Exercise
Check each line for the word "marker" and report how many have it. Give nothing else.

Material supplied
====================

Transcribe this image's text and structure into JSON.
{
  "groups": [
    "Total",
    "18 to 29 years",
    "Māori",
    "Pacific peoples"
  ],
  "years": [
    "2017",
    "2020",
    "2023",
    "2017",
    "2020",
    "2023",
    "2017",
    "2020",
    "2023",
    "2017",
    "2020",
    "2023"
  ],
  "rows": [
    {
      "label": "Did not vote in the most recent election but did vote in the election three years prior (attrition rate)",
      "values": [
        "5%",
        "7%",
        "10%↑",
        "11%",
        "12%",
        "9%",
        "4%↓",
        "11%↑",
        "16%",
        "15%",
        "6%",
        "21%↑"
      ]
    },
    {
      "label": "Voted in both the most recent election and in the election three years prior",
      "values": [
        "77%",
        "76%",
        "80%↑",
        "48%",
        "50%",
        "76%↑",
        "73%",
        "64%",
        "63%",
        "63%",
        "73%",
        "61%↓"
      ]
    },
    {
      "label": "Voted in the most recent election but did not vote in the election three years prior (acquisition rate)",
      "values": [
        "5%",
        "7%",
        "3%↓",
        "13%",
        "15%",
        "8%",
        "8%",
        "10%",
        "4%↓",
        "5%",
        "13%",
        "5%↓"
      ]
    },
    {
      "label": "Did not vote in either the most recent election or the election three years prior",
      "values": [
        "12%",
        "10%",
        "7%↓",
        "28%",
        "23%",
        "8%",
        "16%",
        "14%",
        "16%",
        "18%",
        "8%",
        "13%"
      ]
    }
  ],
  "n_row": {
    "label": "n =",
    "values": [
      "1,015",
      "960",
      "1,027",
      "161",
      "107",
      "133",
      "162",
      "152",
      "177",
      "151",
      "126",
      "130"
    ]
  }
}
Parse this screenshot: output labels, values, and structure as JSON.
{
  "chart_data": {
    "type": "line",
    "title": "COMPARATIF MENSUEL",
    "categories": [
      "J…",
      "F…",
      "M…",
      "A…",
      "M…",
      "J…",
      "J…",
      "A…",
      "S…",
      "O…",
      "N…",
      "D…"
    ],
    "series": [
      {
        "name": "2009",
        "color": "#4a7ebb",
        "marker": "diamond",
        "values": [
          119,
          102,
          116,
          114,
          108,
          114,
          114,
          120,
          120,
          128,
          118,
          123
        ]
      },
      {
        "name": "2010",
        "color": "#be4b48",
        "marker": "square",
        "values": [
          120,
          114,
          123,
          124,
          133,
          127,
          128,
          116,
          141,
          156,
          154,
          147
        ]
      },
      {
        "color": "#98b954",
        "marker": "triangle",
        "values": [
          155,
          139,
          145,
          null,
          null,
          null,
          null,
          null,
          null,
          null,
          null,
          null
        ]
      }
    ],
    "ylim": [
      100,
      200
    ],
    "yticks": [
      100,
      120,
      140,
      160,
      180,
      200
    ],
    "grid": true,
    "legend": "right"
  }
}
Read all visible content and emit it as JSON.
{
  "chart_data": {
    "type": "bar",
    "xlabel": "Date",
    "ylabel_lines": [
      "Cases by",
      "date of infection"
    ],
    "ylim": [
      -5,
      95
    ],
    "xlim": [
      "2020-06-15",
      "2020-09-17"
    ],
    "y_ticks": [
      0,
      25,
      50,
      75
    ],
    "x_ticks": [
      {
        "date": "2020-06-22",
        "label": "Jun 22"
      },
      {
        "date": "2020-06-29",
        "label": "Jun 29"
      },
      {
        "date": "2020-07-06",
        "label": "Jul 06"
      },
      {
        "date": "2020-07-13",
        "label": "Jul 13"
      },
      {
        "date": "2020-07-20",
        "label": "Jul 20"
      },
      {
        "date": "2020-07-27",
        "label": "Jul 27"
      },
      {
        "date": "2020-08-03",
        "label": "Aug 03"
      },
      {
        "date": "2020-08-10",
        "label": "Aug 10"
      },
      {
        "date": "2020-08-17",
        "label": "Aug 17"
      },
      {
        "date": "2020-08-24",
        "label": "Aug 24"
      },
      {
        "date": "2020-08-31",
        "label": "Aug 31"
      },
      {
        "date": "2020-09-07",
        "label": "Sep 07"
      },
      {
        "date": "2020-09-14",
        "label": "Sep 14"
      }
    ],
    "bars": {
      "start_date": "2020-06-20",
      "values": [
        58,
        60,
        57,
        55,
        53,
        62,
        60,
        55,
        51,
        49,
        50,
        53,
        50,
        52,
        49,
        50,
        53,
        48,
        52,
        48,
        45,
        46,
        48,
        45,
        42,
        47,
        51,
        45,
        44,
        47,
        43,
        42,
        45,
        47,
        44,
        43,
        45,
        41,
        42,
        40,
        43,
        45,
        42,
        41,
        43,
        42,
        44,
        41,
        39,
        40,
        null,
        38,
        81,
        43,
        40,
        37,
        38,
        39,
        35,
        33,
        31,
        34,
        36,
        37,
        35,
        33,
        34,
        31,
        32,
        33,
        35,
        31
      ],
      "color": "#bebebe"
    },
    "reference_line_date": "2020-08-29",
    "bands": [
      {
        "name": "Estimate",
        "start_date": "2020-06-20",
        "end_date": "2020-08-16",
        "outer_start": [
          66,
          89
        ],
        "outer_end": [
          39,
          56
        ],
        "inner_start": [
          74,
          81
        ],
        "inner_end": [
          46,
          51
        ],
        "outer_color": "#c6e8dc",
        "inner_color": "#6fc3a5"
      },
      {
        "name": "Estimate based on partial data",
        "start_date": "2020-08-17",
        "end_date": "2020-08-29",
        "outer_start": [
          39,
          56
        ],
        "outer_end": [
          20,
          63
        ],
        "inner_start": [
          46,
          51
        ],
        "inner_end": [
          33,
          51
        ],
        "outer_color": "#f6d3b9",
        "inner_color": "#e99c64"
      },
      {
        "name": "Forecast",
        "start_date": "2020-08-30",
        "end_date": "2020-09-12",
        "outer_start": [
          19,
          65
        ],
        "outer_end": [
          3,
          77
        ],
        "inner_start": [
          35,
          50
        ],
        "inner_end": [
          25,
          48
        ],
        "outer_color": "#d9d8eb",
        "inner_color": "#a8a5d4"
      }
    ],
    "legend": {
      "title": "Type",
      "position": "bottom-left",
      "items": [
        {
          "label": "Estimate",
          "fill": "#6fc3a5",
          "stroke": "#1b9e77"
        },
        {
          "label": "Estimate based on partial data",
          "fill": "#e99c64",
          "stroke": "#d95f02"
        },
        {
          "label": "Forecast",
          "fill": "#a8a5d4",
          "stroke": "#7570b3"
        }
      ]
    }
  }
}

====================

In response
3